◆ **WORK INSTRUCTION**:
Every line with the string "immune" must be copied from the entries below.

══ DATA FOR REVIEW ══

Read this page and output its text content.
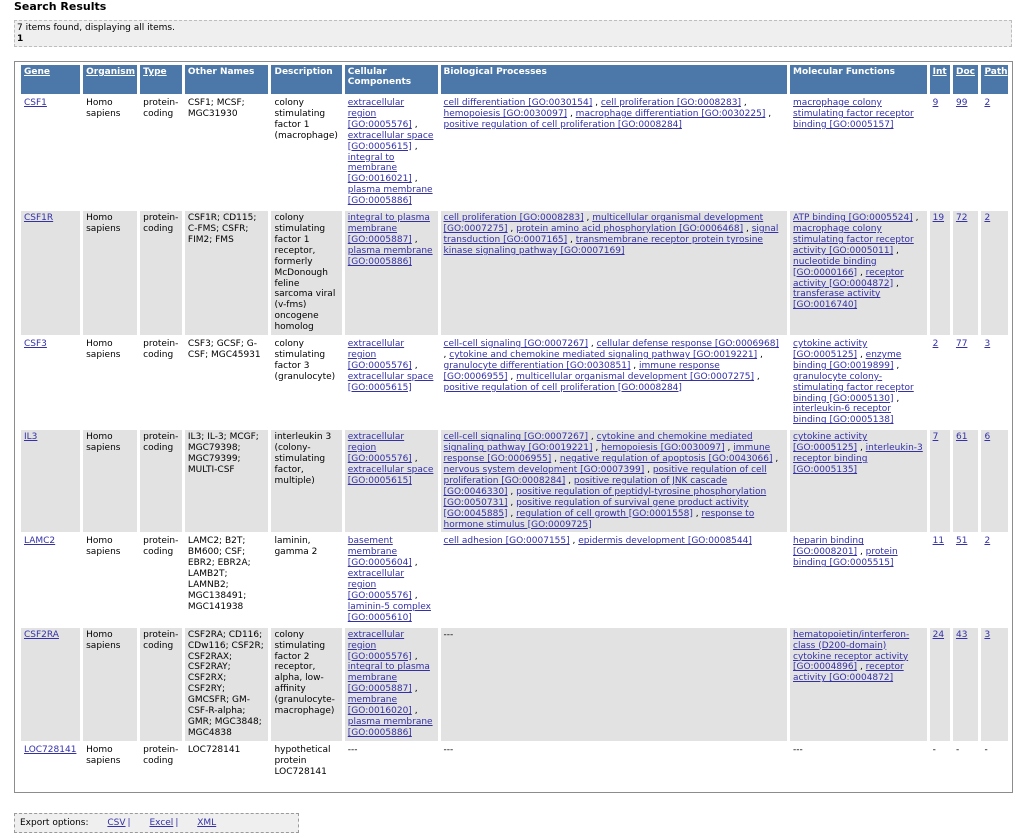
Search Results
7 items found, displaying all items.
1
Gene	Organism	Type	Other Names	Description	Cellular Components	Biological Processes	Molecular Functions	Int	Doc	Path
CSF1	Homo sapiens	protein-coding	CSF1; MCSF; MGC31930	colony stimulating factor 1 (macrophage)	extracellular region [GO:0005576] , extracellular space [GO:0005615] , integral to membrane [GO:0016021] , plasma membrane [GO:0005886]	cell differentiation [GO:0030154] , cell proliferation [GO:0008283] , hemopoiesis [GO:0030097] , macrophage differentiation [GO:0030225] , positive regulation of cell proliferation [GO:0008284]	macrophage colony stimulating factor receptor binding [GO:0005157]	9	99	2
CSF1R	Homo sapiens	protein-coding	CSF1R; CD115; C-FMS; CSFR; FIM2; FMS	colony stimulating factor 1 receptor, formerly McDonough feline sarcoma viral (v-fms) oncogene homolog	integral to plasma membrane [GO:0005887] , plasma membrane [GO:0005886]	cell proliferation [GO:0008283] , multicellular organismal development [GO:0007275] , protein amino acid phosphorylation [GO:0006468] , signal transduction [GO:0007165] , transmembrane receptor protein tyrosine kinase signaling pathway [GO:0007169]	ATP binding [GO:0005524] , macrophage colony stimulating factor receptor activity [GO:0005011] , nucleotide binding [GO:0000166] , receptor activity [GO:0004872] , transferase activity [GO:0016740]	19	72	2
CSF3	Homo sapiens	protein-coding	CSF3; GCSF; G-CSF; MGC45931	colony stimulating factor 3 (granulocyte)	extracellular region [GO:0005576] , extracellular space [GO:0005615]	cell-cell signaling [GO:0007267] , cellular defense response [GO:0006968] , cytokine and chemokine mediated signaling pathway [GO:0019221] , granulocyte differentiation [GO:0030851] , immune response [GO:0006955] , multicellular organismal development [GO:0007275] , positive regulation of cell proliferation [GO:0008284]	cytokine activity [GO:0005125] , enzyme binding [GO:0019899] , granulocyte colony-stimulating factor receptor binding [GO:0005130] , interleukin-6 receptor binding [GO:0005138]	2	77	3
IL3	Homo sapiens	protein-coding	IL3; IL-3; MCGF; MGC79398; MGC79399; MULTI-CSF	interleukin 3 (colony-stimulating factor, multiple)	extracellular region [GO:0005576] , extracellular space [GO:0005615]	cell-cell signaling [GO:0007267] , cytokine and chemokine mediated signaling pathway [GO:0019221] , hemopoiesis [GO:0030097] , immune response [GO:0006955] , negative regulation of apoptosis [GO:0043066] , nervous system development [GO:0007399] , positive regulation of cell proliferation [GO:0008284] , positive regulation of JNK cascade [GO:0046330] , positive regulation of peptidyl-tyrosine phosphorylation [GO:0050731] , positive regulation of survival gene product activity [GO:0045885] , regulation of cell growth [GO:0001558] , response to hormone stimulus [GO:0009725]	cytokine activity [GO:0005125] , interleukin-3 receptor binding [GO:0005135]	7	61	6
LAMC2	Homo sapiens	protein-coding	LAMC2; B2T; BM600; CSF; EBR2; EBR2A; LAMB2T; LAMNB2; MGC138491; MGC141938	laminin, gamma 2	basement membrane [GO:0005604] , extracellular region [GO:0005576] , laminin-5 complex [GO:0005610]	cell adhesion [GO:0007155] , epidermis development [GO:0008544]	heparin binding [GO:0008201] , protein binding [GO:0005515]	11	51	2
CSF2RA	Homo sapiens	protein-coding	CSF2RA; CD116; CDw116; CSF2R; CSF2RAX; CSF2RAY; CSF2RX; CSF2RY; GMCSFR; GM-CSF-R-alpha; GMR; MGC3848; MGC4838	colony stimulating factor 2 receptor, alpha, low-affinity (granulocyte-macrophage)	extracellular region [GO:0005576] , integral to plasma membrane [GO:0005887] , membrane [GO:0016020] , plasma membrane [GO:0005886]	---	hematopoietin/interferon-class (D200-domain) cytokine receptor activity [GO:0004896] , receptor activity [GO:0004872]	24	43	3
LOC728141	Homo sapiens	protein-coding	LOC728141	hypothetical protein LOC728141	---	---	---	-	-	-
Export options: CSV | Excel | XML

═══

◆ **WRITTEN REPLY**:
CSF3	Homo sapiens	protein-coding	CSF3; GCSF; G-CSF; MGC45931	colony stimulating factor 3 (granulocyte)	extracellular region [GO:0005576] , extracellular space [GO:0005615]	cell-cell signaling [GO:0007267] , cellular defense response [GO:0006968] , cytokine and chemokine mediated signaling pathway [GO:0019221] , granulocyte differentiation [GO:0030851] , immune response [GO:0006955] , multicellular organismal development [GO:0007275] , positive regulation of cell proliferation [GO:0008284]	cytokine activity [GO:0005125] , enzyme binding [GO:0019899] , granulocyte colony-stimulating factor receptor binding [GO:0005130] , interleukin-6 receptor binding [GO:0005138]	2	77	3
IL3	Homo sapiens	protein-coding	IL3; IL-3; MCGF; MGC79398; MGC79399; MULTI-CSF	interleukin 3 (colony-stimulating factor, multiple)	extracellular region [GO:0005576] , extracellular space [GO:0005615]	cell-cell signaling [GO:0007267] , cytokine and chemokine mediated signaling pathway [GO:0019221] , hemopoiesis [GO:0030097] , immune response [GO:0006955] , negative regulation of apoptosis [GO:0043066] , nervous system development [GO:0007399] , positive regulation of cell proliferation [GO:0008284] , positive regulation of JNK cascade [GO:0046330] , positive regulation of peptidyl-tyrosine phosphorylation [GO:0050731] , positive regulation of survival gene product activity [GO:0045885] , regulation of cell growth [GO:0001558] , response to hormone stimulus [GO:0009725]	cytokine activity [GO:0005125] , interleukin-3 receptor binding [GO:0005135]	7	61	6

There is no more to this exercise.